= What to work on =
Identify the lines bearing the string "marcia" and gather them.

[Data records]
^^^^
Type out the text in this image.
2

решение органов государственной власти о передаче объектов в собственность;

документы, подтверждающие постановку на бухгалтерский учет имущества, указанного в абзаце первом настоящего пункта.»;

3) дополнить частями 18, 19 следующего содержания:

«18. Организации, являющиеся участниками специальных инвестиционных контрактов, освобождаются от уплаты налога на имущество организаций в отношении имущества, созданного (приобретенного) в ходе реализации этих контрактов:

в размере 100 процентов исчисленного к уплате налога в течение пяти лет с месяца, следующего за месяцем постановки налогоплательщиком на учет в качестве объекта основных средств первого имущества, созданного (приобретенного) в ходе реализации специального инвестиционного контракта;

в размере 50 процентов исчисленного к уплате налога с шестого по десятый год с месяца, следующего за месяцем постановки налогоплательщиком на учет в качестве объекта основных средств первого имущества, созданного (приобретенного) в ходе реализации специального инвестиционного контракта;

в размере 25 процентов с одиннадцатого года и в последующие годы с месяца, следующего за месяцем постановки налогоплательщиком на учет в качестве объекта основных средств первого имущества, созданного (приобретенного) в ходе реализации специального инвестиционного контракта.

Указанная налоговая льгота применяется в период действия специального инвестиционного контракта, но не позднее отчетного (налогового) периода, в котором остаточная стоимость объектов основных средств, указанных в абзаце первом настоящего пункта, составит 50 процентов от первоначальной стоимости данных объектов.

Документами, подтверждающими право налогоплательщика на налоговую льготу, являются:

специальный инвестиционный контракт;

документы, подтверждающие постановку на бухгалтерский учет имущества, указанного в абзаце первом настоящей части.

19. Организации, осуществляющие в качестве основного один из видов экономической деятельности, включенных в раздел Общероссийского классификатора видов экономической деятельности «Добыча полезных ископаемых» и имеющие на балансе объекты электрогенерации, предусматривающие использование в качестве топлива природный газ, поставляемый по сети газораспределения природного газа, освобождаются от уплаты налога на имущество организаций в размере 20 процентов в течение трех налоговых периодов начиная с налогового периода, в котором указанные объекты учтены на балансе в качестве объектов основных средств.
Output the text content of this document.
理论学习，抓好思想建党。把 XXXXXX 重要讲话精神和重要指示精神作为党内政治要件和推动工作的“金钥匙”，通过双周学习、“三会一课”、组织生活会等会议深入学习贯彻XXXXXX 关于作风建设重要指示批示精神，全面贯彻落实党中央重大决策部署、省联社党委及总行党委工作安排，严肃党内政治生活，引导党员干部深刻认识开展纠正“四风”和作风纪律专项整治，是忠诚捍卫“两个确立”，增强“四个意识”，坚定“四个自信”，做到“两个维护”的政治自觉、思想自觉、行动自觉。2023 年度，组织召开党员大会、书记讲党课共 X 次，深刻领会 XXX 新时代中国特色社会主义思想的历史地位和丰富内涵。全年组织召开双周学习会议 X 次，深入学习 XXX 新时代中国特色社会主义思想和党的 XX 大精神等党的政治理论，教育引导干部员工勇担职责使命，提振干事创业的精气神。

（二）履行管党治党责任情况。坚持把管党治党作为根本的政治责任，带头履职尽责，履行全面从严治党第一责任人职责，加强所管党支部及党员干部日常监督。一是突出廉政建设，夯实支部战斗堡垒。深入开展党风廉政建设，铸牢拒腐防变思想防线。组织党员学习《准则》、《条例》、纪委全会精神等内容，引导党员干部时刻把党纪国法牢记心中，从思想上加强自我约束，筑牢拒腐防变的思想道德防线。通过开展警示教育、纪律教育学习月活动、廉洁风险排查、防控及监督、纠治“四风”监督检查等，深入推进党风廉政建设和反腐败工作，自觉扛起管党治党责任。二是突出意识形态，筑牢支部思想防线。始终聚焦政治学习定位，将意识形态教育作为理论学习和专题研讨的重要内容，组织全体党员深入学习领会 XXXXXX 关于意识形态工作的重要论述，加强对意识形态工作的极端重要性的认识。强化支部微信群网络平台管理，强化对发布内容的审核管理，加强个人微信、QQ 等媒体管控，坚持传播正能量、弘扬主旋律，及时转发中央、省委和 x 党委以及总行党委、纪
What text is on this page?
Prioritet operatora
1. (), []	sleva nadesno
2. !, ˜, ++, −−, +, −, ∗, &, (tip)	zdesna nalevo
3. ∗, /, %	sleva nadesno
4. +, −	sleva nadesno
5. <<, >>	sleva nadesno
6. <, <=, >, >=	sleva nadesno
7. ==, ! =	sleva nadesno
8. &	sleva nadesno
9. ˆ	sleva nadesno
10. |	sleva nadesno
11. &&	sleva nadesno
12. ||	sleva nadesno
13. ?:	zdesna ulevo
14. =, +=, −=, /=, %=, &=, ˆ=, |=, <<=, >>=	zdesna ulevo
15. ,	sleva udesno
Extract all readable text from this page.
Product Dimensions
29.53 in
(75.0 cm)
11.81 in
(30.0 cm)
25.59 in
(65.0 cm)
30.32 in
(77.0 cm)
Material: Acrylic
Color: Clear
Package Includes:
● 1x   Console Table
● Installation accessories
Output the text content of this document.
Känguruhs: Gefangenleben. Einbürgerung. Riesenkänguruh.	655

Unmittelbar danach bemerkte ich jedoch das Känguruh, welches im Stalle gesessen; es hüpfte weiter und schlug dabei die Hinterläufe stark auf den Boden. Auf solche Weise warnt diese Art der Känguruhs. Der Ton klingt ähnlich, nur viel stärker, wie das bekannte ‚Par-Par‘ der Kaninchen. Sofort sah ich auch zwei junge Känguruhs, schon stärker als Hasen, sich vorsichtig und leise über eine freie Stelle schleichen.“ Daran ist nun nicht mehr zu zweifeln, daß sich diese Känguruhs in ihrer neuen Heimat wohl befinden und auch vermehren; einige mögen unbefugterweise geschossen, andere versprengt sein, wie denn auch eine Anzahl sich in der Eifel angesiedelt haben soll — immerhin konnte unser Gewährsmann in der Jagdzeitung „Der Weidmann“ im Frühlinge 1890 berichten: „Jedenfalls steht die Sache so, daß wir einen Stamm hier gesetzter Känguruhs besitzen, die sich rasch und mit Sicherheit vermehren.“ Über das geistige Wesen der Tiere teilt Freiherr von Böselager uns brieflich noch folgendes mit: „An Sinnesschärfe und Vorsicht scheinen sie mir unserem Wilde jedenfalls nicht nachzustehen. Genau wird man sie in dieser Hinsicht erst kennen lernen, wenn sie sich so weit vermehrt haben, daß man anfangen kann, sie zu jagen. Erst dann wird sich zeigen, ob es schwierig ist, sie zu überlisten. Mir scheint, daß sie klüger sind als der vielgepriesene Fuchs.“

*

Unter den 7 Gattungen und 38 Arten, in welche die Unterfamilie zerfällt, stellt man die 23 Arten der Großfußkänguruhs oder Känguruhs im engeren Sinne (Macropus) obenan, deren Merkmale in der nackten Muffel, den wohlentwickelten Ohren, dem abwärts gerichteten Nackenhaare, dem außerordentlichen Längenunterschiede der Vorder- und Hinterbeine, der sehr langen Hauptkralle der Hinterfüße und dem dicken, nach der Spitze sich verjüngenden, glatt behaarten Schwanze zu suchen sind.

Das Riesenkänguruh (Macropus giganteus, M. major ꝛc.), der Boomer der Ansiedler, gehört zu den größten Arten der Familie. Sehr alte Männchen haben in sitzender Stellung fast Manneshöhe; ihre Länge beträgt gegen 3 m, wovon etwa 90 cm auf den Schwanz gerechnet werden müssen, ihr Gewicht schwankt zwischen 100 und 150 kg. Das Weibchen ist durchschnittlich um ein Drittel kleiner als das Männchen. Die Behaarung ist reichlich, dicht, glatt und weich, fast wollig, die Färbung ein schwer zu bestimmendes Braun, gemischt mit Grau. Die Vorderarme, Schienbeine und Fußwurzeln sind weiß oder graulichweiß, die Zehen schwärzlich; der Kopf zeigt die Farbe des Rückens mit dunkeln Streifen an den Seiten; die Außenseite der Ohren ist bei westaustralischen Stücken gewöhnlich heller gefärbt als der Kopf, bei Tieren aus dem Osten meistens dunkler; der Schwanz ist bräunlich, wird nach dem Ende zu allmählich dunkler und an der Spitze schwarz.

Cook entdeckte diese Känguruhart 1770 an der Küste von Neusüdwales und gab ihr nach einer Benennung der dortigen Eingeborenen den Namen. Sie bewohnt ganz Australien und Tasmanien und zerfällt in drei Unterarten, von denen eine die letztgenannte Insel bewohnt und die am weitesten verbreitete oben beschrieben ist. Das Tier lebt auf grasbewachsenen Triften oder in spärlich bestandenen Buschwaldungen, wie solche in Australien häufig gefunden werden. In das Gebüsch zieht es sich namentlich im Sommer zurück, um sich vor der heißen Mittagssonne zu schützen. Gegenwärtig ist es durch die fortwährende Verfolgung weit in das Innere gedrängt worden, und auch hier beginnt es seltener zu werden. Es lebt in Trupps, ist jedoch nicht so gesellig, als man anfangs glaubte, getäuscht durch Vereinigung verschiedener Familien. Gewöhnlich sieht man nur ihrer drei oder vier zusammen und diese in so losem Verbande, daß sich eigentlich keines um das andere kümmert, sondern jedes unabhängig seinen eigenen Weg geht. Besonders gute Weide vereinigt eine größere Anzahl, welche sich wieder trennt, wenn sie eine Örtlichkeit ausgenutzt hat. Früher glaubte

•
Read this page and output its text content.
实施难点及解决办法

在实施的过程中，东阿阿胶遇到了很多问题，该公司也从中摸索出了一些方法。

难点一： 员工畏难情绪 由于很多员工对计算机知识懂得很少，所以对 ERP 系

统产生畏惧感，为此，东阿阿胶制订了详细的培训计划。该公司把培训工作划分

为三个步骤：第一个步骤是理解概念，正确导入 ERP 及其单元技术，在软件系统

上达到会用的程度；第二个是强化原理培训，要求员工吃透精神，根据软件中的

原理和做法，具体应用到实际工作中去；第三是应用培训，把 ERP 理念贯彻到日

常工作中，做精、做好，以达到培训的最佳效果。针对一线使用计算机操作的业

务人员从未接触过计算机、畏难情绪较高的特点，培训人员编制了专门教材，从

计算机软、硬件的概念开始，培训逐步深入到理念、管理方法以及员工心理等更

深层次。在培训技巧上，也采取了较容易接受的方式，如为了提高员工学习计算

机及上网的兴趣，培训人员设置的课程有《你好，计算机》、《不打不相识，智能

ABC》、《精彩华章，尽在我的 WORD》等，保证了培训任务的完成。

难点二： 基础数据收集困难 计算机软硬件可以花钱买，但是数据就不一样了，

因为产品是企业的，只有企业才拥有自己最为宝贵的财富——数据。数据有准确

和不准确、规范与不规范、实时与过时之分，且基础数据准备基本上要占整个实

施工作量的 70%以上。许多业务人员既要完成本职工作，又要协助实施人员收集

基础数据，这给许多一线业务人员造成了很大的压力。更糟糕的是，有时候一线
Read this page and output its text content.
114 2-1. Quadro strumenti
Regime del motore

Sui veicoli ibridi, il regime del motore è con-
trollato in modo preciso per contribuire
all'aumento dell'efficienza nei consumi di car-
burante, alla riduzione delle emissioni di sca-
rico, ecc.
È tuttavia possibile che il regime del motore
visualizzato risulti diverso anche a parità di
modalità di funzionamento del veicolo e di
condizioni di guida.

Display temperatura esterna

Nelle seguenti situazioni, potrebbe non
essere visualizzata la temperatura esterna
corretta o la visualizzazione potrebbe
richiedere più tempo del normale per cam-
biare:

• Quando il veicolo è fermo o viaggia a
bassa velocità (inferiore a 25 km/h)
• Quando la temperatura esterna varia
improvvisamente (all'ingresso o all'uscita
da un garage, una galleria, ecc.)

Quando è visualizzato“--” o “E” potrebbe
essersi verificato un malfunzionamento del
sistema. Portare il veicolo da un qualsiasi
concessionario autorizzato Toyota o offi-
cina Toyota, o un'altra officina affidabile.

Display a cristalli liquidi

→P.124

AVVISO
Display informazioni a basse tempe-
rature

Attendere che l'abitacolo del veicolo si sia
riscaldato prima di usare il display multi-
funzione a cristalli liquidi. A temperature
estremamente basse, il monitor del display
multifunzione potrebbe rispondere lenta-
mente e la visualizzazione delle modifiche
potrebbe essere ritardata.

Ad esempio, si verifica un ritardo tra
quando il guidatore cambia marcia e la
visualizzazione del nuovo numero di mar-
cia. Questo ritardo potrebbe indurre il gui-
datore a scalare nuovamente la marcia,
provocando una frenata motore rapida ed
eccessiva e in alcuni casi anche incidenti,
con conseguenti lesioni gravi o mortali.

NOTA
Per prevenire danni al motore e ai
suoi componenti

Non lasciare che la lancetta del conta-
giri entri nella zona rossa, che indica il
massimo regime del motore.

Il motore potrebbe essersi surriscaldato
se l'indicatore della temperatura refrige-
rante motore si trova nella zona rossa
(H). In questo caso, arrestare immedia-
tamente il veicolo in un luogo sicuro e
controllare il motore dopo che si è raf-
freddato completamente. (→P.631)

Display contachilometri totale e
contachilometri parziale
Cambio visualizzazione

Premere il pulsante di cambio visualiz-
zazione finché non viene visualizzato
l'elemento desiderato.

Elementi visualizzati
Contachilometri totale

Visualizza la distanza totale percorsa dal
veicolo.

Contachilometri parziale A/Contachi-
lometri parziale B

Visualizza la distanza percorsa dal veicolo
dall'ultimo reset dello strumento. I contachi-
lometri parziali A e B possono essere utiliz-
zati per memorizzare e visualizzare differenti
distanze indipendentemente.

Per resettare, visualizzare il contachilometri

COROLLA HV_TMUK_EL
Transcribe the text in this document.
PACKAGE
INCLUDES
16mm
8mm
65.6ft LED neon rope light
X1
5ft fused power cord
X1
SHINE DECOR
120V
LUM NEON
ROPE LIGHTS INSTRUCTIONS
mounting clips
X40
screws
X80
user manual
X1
^^^^
= Response to the exercise =
quando il guidatore cambia marcia e la
datore a scalare nuovamente la marcia,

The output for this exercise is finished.